§ Set tasks:
1. Answer these questions from the forum thread on levelling and puddle flanges:
(a) What did zzkazu remove from the concrete slab?
(b) According to Pulse, what kind of floors are puddle flanges more for?
(c) Why did Oldsaltoz install puddle flanges in concrete floors?
2. Repeat the forum thread on puddle flanges word for word, everything from "# Forum Home" down to "fibre cement floors.".

§ Document extract:
== == ==

# Forum Home Renovation Bathrooms  Levelling and Puddle Flange

## zzkazu

I have just removed my old tiles on my concrete slab,  I have purchased a levelling compound to even out lumps and dumps.  Do I need to have the new puddle flange installed when I pour the levelling compound?  Or can I wait when I do the screeding.. 
thanks

----------


## Pulse

you don't really need onea puddle flange with a concrete slab, they are more for fixing to fibre cement floors.  
cheers pulse

----------


## Oldsaltoz

Pulse is spot on, only required on floors that are above ground, so an old Queenslander or modern home with a raised timber floor will need one. 
On a concrete floor the 'normal practice' is to cut the waste pipe off level with the floor and waterproof down into the wast pipe with some extra fabric membrane. 
I have installed puddle flanges in concrete floors but only because the waste pipe had been damaged near the end.

== == ==

Element location data
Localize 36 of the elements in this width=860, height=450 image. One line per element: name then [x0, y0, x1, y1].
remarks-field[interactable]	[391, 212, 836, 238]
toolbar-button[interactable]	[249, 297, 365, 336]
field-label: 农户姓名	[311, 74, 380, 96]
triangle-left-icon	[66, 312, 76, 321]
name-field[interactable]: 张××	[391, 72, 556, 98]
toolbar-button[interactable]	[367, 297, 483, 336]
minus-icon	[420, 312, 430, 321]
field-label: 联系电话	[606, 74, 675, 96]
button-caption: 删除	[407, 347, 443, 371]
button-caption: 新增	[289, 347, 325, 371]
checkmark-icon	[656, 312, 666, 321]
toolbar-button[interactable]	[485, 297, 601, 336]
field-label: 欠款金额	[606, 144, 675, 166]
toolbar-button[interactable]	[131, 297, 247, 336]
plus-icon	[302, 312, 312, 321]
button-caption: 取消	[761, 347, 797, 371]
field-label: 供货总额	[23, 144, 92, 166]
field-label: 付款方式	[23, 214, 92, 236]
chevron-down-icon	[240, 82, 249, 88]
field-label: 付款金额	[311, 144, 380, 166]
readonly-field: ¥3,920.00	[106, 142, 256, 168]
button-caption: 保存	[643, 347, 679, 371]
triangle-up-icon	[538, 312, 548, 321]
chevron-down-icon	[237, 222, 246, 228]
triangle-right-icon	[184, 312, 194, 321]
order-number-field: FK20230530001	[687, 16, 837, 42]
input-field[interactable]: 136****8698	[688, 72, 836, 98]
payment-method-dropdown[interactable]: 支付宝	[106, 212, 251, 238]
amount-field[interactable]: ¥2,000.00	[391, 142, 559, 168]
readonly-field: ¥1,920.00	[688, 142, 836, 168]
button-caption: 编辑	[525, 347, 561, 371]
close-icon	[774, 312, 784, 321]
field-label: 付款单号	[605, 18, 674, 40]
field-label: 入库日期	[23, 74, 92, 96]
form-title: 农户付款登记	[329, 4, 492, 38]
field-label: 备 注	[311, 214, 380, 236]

== == ==

§ Exercise solutions:
1.
(a) Old tiles.
(b) Fibre cement floors.
(c) Because the waste pipe had been damaged near the end.

2.
# Forum Home Renovation Bathrooms  Levelling and Puddle Flange

## zzkazu

I have just removed my old tiles on my concrete slab,  I have purchased a levelling compound to even out lumps and dumps.  Do I need to have the new puddle flange installed when I pour the levelling compound?  Or can I wait when I do the screeding.. 
thanks

----------


## Pulse

you don't really need onea puddle flange with a concrete slab, they are more for fixing to fibre cement floors.